» **Task**
Pull out every line of the listing below where "Transmission" appears.

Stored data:
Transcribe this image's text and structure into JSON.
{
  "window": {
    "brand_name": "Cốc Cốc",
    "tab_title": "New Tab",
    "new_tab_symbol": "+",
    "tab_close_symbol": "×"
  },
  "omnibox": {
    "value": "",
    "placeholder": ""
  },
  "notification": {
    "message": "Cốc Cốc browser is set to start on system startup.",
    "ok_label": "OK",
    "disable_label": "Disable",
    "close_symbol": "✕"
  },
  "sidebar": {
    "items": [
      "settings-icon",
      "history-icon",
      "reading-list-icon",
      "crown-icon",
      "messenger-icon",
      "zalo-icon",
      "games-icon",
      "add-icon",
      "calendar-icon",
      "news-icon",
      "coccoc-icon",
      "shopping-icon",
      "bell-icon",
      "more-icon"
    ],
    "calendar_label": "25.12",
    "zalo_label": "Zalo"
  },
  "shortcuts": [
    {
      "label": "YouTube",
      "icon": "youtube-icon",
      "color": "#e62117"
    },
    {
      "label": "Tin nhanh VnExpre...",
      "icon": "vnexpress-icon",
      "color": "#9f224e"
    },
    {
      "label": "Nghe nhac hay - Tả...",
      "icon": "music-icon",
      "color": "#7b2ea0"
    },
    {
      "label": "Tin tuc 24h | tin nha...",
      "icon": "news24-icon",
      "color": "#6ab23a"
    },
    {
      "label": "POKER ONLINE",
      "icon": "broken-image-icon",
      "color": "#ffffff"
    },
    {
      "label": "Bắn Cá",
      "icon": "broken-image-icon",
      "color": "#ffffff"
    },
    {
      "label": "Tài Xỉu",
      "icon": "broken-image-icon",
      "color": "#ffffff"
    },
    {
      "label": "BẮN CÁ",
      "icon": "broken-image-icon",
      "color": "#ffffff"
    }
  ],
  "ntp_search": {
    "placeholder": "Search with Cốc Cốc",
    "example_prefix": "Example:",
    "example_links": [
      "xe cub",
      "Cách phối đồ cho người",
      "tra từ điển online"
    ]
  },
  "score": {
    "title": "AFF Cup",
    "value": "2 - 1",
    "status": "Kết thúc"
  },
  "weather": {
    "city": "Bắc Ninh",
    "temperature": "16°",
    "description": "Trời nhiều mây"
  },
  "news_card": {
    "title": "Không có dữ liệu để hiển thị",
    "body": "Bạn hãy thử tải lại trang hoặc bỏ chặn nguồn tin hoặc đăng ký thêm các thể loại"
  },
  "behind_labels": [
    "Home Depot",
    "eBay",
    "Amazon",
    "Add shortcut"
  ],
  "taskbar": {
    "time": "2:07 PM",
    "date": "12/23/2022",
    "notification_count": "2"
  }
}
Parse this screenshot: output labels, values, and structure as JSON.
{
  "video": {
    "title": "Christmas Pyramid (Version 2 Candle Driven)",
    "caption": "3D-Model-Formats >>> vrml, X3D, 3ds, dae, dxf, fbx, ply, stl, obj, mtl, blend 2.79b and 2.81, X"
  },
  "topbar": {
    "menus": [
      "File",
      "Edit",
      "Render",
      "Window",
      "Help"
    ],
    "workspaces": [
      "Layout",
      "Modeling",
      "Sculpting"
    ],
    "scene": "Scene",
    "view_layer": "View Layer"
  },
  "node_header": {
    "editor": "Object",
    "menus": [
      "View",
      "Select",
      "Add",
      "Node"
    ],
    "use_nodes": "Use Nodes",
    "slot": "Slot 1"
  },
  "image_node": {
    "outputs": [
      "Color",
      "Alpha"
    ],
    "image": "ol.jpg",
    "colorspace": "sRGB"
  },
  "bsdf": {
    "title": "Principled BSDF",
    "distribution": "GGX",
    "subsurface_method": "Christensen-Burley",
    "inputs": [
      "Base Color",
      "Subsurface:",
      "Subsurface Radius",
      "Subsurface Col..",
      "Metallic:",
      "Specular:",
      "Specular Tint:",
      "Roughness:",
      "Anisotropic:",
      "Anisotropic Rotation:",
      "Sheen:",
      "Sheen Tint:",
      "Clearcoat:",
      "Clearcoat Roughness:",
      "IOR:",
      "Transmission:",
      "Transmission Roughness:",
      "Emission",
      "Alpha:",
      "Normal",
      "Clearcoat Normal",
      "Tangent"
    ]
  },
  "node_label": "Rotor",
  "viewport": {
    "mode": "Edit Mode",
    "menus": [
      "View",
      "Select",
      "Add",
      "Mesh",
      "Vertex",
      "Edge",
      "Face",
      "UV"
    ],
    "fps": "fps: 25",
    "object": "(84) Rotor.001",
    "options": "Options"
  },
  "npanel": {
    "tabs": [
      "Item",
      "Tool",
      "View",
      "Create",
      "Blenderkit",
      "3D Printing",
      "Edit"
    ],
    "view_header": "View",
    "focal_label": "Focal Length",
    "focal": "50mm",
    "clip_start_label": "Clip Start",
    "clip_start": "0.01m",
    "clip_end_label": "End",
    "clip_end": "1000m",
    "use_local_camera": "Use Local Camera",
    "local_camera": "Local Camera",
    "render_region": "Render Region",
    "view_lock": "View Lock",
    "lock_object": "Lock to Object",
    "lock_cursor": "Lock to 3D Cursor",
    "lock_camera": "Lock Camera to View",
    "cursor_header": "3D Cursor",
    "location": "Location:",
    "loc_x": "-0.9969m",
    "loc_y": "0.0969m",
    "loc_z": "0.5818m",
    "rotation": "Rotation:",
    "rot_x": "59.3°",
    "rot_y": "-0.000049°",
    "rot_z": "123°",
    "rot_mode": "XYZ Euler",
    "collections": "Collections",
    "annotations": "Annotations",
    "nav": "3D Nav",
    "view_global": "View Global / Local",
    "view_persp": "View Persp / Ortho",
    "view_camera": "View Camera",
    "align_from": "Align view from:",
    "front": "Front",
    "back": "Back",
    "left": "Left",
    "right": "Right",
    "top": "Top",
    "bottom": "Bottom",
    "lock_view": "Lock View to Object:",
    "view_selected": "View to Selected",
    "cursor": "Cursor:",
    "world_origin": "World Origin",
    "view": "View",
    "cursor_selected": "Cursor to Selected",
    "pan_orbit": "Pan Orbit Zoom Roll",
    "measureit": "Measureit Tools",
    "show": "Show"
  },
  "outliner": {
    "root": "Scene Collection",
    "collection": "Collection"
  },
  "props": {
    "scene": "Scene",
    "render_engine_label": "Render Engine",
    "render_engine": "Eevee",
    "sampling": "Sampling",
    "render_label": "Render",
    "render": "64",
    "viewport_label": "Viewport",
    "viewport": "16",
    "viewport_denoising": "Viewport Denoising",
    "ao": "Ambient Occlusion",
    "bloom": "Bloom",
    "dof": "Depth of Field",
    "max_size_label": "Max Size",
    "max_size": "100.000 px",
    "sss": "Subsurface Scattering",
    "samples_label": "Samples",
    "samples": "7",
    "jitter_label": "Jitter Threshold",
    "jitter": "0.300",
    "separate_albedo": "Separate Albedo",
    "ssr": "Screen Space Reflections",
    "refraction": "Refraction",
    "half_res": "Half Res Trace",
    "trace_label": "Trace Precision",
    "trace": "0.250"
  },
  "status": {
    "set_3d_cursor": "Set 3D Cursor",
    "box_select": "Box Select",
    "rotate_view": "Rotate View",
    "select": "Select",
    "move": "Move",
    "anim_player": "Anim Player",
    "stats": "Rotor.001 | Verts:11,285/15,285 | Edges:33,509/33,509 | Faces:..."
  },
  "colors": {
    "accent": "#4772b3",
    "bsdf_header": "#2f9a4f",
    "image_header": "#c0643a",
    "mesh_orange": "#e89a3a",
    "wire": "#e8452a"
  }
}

» **Full solution**
      "Transmission:",
      "Transmission Roughness:",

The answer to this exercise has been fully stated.